--- start TASK INPUTS ---

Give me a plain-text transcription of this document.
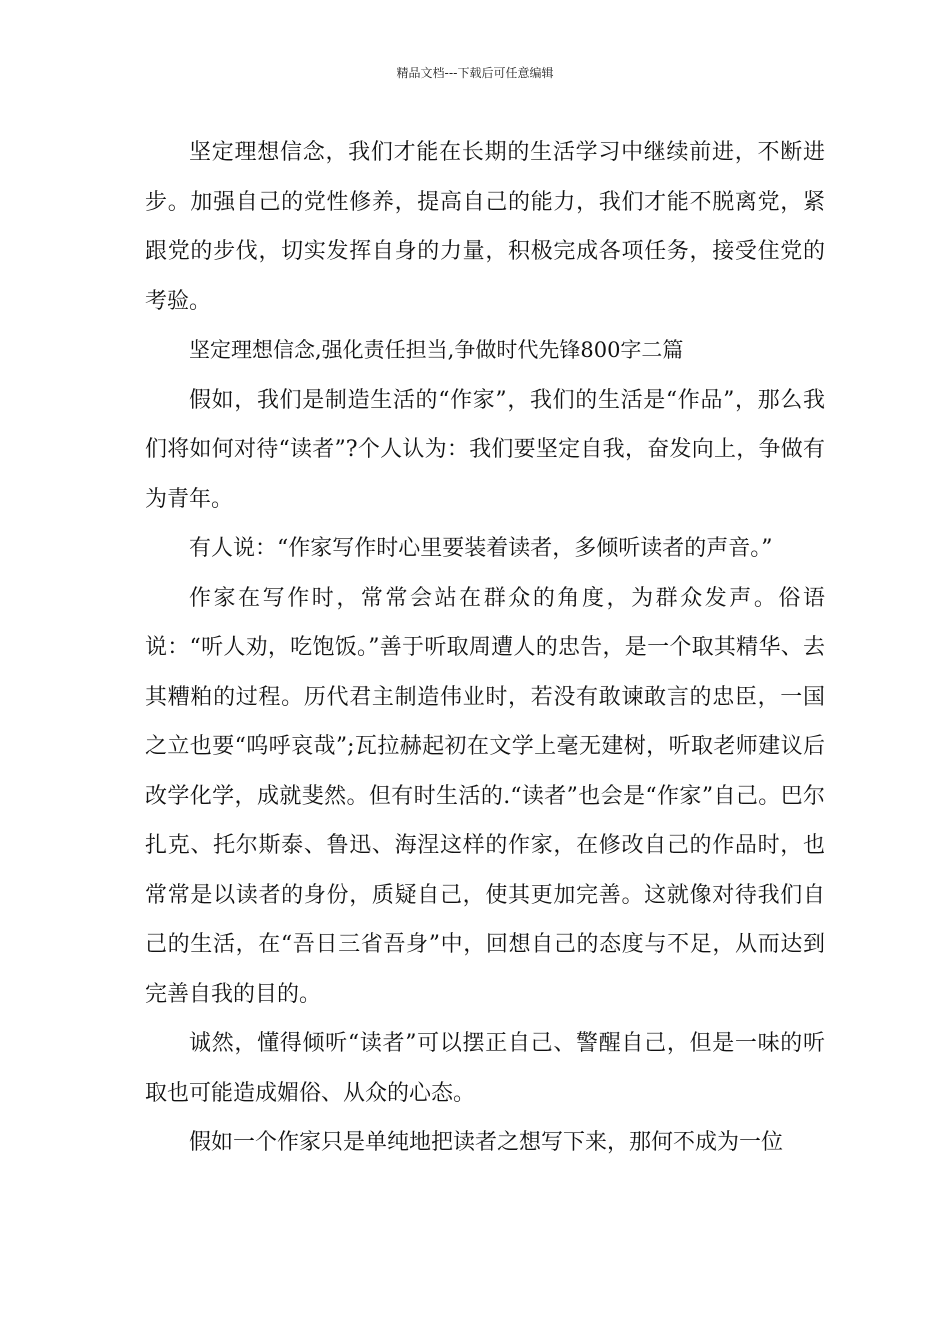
精品文档---下载后可任意编辑

坚定理想信念，我们才能在长期的生活学习中继续前进，不断进步。加强自己的党性修养，提高自己的能力，我们才能不脱离党，紧跟党的步伐，切实发挥自身的力量，积极完成各项任务，接受住党的考验。

坚定理想信念,强化责任担当,争做时代先锋800字二篇

假如，我们是制造生活的“作家”，我们的生活是“作品”，那么我们将如何对待“读者”?个人认为：我们要坚定自我，奋发向上，争做有为青年。

有人说：“作家写作时心里要装着读者，多倾听读者的声音。”

作家在写作时，常常会站在群众的角度，为群众发声。俗语说：“听人劝，吃饱饭。”善于听取周遭人的忠告，是一个取其精华、去其糟粕的过程。历代君主制造伟业时，若没有敢谏敢言的忠臣，一国之立也要“呜呼哀哉”;瓦拉赫起初在文学上毫无建树，听取老师建议后改学化学，成就斐然。但有时生活的.“读者”也会是“作家”自己。巴尔扎克、托尔斯泰、鲁迅、海涅这样的作家，在修改自己的作品时，也常常是以读者的身份，质疑自己，使其更加完善。这就像对待我们自己的生活，在“吾日三省吾身”中，回想自己的态度与不足，从而达到完善自我的目的。

诚然，懂得倾听“读者”可以摆正自己、警醒自己，但是一味的听取也可能造成媚俗、从众的心态。

假如一个作家只是单纯地把读者之想写下来，那何不成为一位
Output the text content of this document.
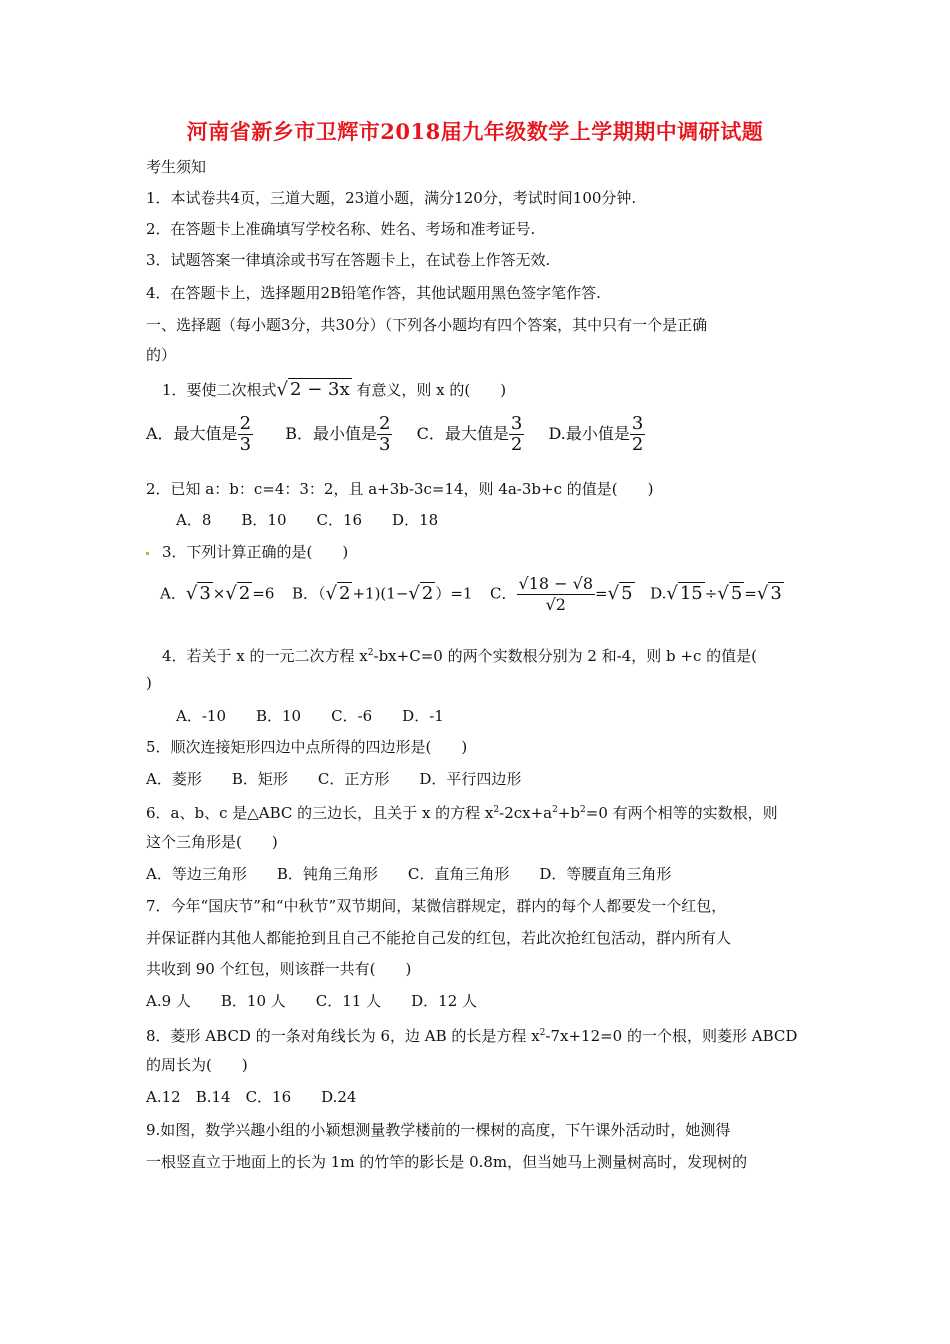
河南省新乡市卫辉市2018届九年级数学上学期期中调研试题
考生须知
1．本试卷共4页，三道大题，23道小题，满分120分，考试时间100分钟.
2．在答题卡上准确填写学校名称、姓名、考场和准考证号.
3．试题答案一律填涂或书写在答题卡上，在试卷上作答无效.
4．在答题卡上，选择题用2B铅笔作答，其他试题用黑色签字笔作答.
一、选择题（每小题3分，共30分）（下列各小题均有四个答案，其中只有一个是正确
的）
1．要使二次根式√ 2 − 3x 有意义，则 x 的(　　)
A．最大值是 $\frac{2}{3}$ B．最小值是 $\frac{2}{3}$ C．最大值是 $\frac{3}{2} D$.最小值是 $\frac{3}{2}$
2．已知 a：b：c=4：3：2，且 a+3b-3c=14，则 4a-3b+c 的值是(　　)
A．8　　B．10　　C．16　　D．18
3．下列计算正确的是(　　)
A．√ 3 ×√ 2 =6 B．（√ 2 +1)(1−√ 2 ）=1 C． $\frac{√18 - √8}{√2}$ =√ 5 D.√ 15 ÷√ 5 =√ 3
4．若关于 x 的一元二次方程 $x^2-bx+C=0$ 的两个实数根分别为 2 和-4，则 b +c 的值是(
)
A．-10　　B．10　　C．-6　　D．-1
5．顺次连接矩形四边中点所得的四边形是(　　)
A．菱形　　B．矩形　　C．正方形　　D．平行四边形
6．a、b、c 是△ABC 的三边长，且关于 x 的方程 $x^2-2cx+a^2+b^2=0$ 有两个相等的实数根，则
这个三角形是(　　)
A．等边三角形　　B．钝角三角形　　C．直角三角形　　D．等腰直角三角形
7．今年“国庆节”和“中秋节”双节期间，某微信群规定，群内的每个人都要发一个红包，
并保证群内其他人都能抢到且自己不能抢自己发的红包，若此次抢红包活动，群内所有人
共收到 90 个红包，则该群一共有(　　)
A.9 人　　B．10 人　　C．11 人　　D．12 人
8．菱形 ABCD 的一条对角线长为 6，边 AB 的长是方程 $x^2-7x+12=0$ 的一个根，则菱形 ABCD
的周长为(　　)
A.12　B.14　C．16　　D.24
9.如图，数学兴趣小组的小颖想测量教学楼前的一棵树的高度，下午课外活动时，她测得
一根竖直立于地面上的长为 1m 的竹竿的影长是 0.8m，但当她马上测量树高时，发现树的
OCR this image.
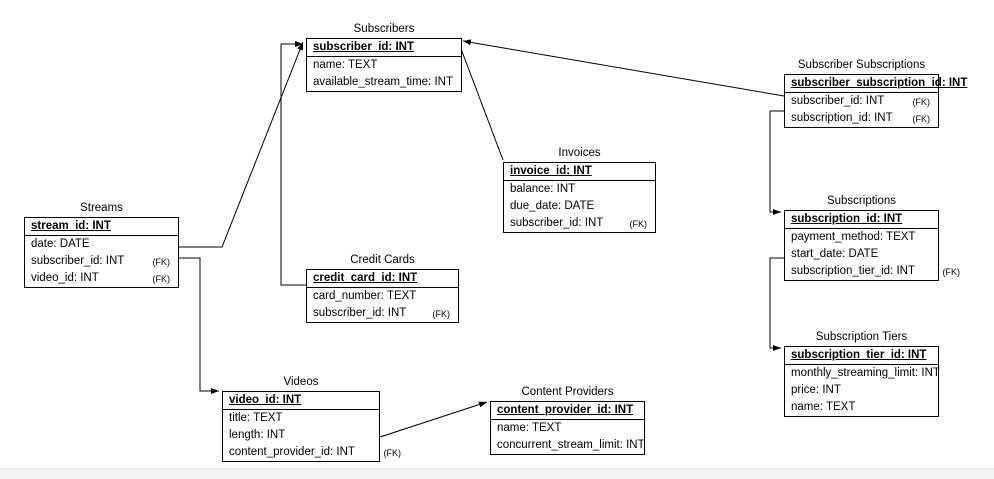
Streams
stream_id: INT
date: DATE
subscriber_id: INT	(FK)
video_id: INT	(FK)
Subscribers
subscriber_id: INT
name: TEXT
available_stream_time: INT
Credit Cards
credit_card_id: INT
card_number: TEXT
subscriber_id: INT	(FK)
Invoices
invoice_id: INT
balance: INT
due_date: DATE
subscriber_id: INT	(FK)
Subscriber Subscriptions
subscriber_subscription_id: INT
subscriber_id: INT	(FK)
subscription_id: INT (FK)
Subscriptions
subscription_id: INT
payment_method: TEXT
start_date: DATE
subscription_tier_id: INT	(FK)
Subscription Tiers
subscription_tier_id: INT
monthly_streaming_limit: INT
price: INT
name: TEXT
Videos
video_id: INT
title: TEXT
length: INT
content_provider_id: INT	(FK)
Content Providers
content_provider_id: INT
name: TEXT
concurrent_stream_limit: INT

--- end TASK INPUTS ---

Gather every line from the listing above in which "DATE" appears, and copy those lines.

date: DATE
due_date: DATE
start_date: DATE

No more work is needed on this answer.